WHAT TO DO:
Extract, exactly and without pictures, every line from the one that includes "Type out the text in this image." through the final line of the material below.

SOURCE DATA:
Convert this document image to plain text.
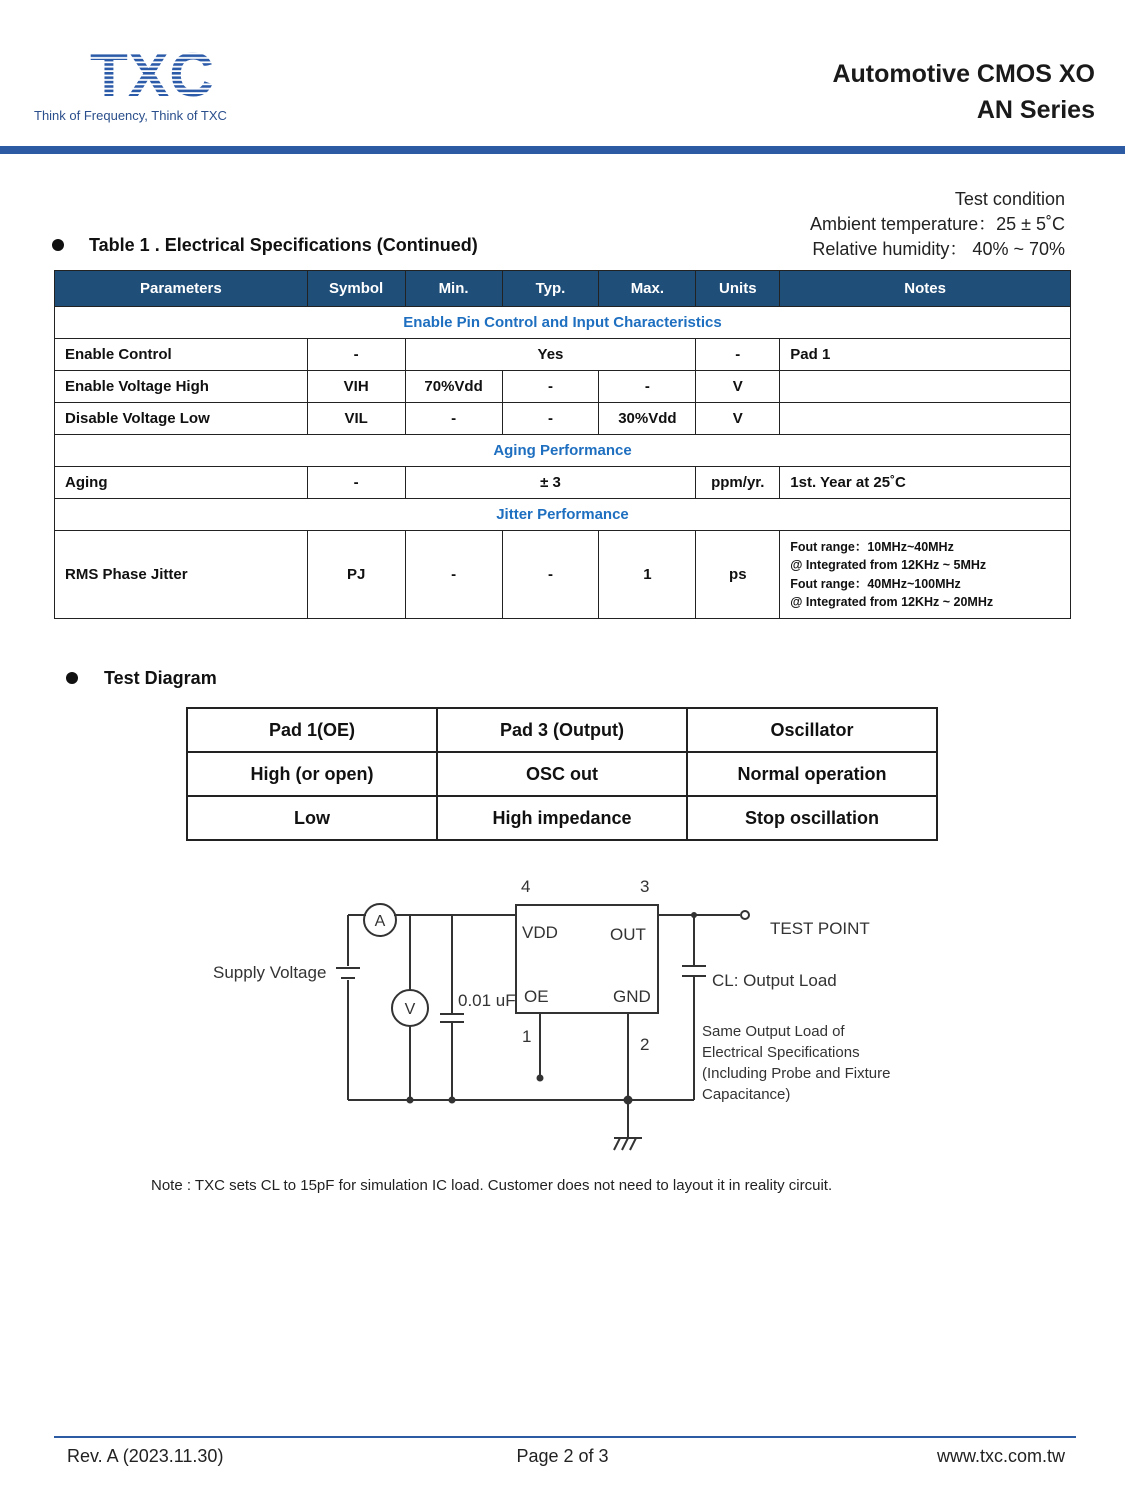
TXC
Think of Frequency, Think of TXC
Automotive CMOS XO
AN Series
Test condition
Ambient temperature：25 ± 5˚C
Relative humidity： 40% ~ 70%
Table 1 . Electrical Specifications (Continued)
Parameters	Symbol	Min.	Typ.	Max.	Units	Notes
Enable Pin Control and Input Characteristics						
Enable Control	-	Yes			-	Pad 1
Enable Voltage High	VIH	70%Vdd	-	-	V	
Disable Voltage Low	VIL	-	-	30%Vdd	V	
Aging Performance						
Aging	-	± 3			ppm/yr.	1st. Year at 25˚C
Jitter Performance						
RMS Phase Jitter	PJ	-	-	1	ps	Fout range：10MHz~40MHz
@ Integrated from 12KHz ~ 5MHz
Fout range：40MHz~100MHz
@ Integrated from 12KHz ~ 20MHz
Test Diagram
Pad 1(OE)	Pad 3 (Output)	Oscillator
High (or open)	OSC out	Normal operation
Low	High impedance	Stop oscillation
4	3
1	2
VDD	OUT
OE	GND
A
V
Supply Voltage
0.01 uF
TEST POINT
CL: Output Load
Same Output Load of
Electrical Specifications
(Including Probe and Fixture
Capacitance)
Note : TXC sets CL to 15pF for simulation IC load. Customer does not need to layout it in reality circuit.
Rev. A (2023.11.30)	Page 2 of 3	www.txc.com.tw
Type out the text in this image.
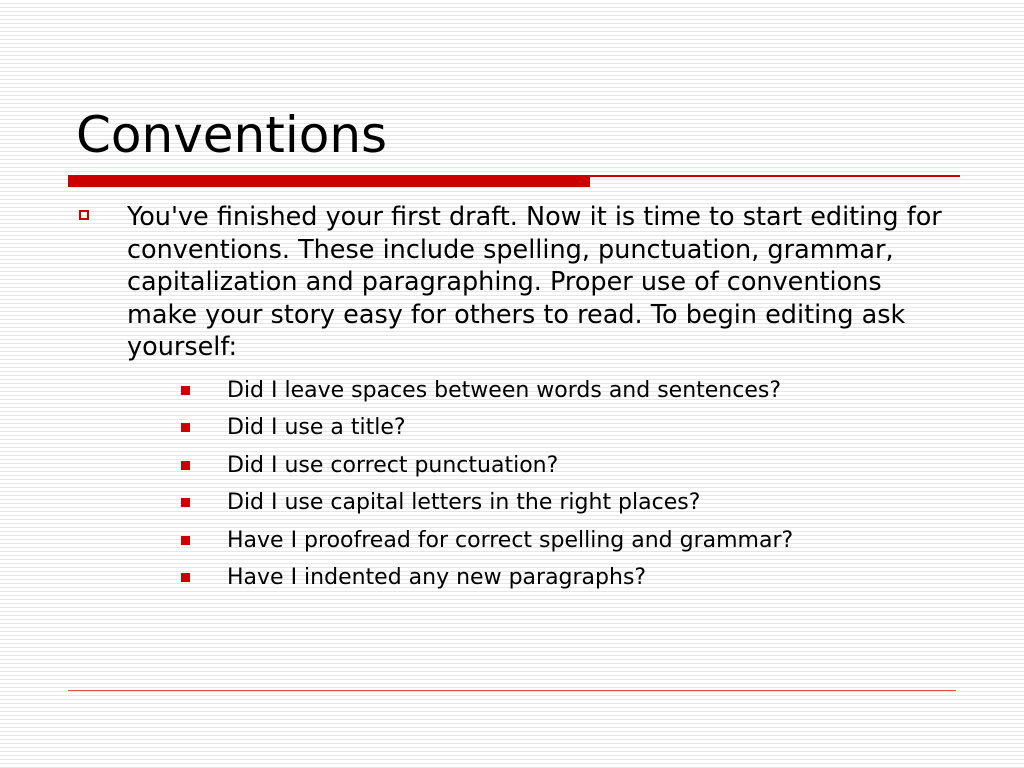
Conventions

You've finished your first draft. Now it is time to start editing for conventions. These include spelling, punctuation, grammar, capitalization and paragraphing. Proper use of conventions make your story easy for others to read. To begin editing ask yourself:

Did I leave spaces between words and sentences?
Did I use a title?
Did I use correct punctuation?
Did I use capital letters in the right places?
Have I proofread for correct spelling and grammar?
Have I indented any new paragraphs?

RESPONSE TO THE EXERCISE:
Type out the text in this image.
Conventions

You've finished your first draft. Now it is time to start editing for conventions. These include spelling, punctuation, grammar, capitalization and paragraphing. Proper use of conventions make your story easy for others to read. To begin editing ask yourself:

Did I leave spaces between words and sentences?
Did I use a title?
Did I use correct punctuation?
Did I use capital letters in the right places?
Have I proofread for correct spelling and grammar?
Have I indented any new paragraphs?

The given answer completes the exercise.